══ ROWS ══
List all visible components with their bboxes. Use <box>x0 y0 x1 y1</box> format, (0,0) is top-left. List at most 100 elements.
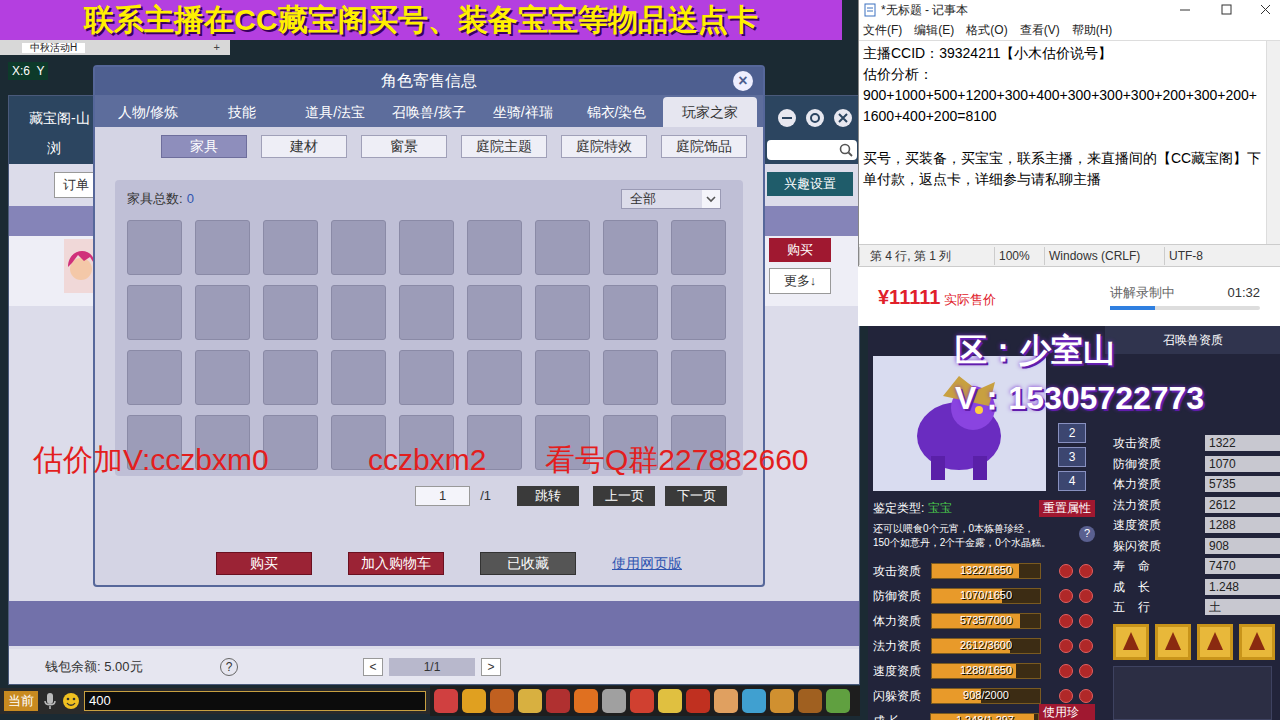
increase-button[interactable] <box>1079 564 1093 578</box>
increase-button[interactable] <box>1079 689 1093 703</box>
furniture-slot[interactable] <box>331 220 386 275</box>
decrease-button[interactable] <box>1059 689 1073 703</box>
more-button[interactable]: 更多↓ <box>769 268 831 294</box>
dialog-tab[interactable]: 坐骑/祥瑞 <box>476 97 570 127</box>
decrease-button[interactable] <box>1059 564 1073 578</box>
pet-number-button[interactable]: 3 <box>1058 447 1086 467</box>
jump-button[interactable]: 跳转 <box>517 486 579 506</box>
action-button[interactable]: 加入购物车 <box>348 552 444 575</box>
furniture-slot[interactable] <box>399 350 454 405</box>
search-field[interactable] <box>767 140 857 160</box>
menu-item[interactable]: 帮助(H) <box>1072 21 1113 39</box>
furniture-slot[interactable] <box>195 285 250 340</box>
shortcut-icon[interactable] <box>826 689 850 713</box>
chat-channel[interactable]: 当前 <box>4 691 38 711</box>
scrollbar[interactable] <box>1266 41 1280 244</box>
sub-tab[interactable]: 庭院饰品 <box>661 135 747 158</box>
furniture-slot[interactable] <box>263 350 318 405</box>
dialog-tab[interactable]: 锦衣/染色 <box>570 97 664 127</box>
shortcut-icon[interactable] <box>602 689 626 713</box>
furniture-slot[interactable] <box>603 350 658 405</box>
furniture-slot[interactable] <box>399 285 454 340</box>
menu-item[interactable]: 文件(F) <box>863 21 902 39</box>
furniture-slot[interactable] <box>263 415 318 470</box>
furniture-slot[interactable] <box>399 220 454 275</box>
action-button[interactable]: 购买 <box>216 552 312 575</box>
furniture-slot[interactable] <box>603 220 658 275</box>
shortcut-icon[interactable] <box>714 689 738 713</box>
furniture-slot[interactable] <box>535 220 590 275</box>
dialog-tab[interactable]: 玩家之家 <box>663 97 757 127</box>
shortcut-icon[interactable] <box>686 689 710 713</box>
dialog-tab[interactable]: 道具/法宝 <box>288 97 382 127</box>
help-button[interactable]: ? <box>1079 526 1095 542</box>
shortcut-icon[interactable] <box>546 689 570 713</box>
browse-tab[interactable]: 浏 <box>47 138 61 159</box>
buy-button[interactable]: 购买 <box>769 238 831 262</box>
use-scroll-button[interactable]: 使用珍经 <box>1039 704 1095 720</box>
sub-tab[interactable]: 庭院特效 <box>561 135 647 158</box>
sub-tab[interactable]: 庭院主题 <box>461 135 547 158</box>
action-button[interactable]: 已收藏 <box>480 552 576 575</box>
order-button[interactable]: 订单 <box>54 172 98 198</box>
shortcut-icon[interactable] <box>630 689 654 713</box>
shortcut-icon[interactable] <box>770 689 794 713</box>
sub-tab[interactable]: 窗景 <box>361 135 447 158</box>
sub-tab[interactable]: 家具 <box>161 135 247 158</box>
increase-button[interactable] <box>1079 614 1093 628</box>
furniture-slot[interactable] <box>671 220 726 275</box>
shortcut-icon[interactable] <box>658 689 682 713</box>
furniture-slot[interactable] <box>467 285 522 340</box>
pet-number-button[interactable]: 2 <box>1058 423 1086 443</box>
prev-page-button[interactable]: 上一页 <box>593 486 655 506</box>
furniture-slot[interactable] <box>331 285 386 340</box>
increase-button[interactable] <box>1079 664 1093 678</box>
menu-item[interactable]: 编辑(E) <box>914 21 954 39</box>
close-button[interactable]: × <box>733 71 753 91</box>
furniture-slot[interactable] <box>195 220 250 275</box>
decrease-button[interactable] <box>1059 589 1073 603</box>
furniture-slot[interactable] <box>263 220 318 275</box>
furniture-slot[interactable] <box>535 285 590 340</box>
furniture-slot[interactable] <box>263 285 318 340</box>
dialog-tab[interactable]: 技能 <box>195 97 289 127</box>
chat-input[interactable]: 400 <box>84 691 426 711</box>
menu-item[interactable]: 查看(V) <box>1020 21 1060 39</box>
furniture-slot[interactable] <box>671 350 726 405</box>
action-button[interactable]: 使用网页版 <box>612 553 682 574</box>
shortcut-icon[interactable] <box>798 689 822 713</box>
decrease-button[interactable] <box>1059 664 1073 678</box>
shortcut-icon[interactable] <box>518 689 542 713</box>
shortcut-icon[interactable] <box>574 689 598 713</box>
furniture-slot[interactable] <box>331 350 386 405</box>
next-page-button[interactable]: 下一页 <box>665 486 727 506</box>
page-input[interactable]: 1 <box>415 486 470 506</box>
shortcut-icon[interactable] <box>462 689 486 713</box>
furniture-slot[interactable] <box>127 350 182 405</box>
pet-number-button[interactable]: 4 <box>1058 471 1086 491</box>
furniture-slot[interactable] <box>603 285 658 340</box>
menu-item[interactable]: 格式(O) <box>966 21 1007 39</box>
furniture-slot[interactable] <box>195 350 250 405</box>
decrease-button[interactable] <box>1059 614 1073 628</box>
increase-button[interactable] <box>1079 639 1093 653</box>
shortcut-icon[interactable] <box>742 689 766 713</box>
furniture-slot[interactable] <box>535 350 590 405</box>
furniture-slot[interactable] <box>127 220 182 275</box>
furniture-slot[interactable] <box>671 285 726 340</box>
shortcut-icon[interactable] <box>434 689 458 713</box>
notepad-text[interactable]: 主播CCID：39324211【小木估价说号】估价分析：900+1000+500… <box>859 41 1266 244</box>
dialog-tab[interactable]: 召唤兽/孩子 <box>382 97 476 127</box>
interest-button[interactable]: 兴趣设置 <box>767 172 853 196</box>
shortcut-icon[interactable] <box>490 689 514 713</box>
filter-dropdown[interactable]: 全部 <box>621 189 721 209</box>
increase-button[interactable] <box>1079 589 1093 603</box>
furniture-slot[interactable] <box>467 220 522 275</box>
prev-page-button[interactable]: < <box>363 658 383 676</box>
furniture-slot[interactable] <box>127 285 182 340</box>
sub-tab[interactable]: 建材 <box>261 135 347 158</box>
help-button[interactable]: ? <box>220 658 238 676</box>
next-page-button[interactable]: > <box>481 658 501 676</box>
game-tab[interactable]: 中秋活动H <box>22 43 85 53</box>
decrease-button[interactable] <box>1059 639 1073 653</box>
═══
══ ROWS ══
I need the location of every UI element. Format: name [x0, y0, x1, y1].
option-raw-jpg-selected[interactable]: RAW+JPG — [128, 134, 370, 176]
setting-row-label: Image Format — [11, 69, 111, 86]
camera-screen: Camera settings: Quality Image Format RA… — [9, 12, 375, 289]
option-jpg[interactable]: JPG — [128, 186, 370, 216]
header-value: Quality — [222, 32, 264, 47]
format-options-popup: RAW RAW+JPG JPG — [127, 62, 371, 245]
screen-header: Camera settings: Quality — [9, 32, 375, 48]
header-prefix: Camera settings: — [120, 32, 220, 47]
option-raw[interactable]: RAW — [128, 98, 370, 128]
═══
* _OBJECTIVE_
Rewrite everything from the line containing "I need the location" down to the line containing "setting-row-label: Image Format", switching "Format" to "Layout" and leaving all else unchanged.

* _EXERCISE ANSWER_
I need the location of every UI element. Layout: name [x0, y0, x1, y1].
option-raw-jpg-selected[interactable]: RAW+JPG — [128, 134, 370, 176]
setting-row-label: Image Layout — [11, 69, 111, 86]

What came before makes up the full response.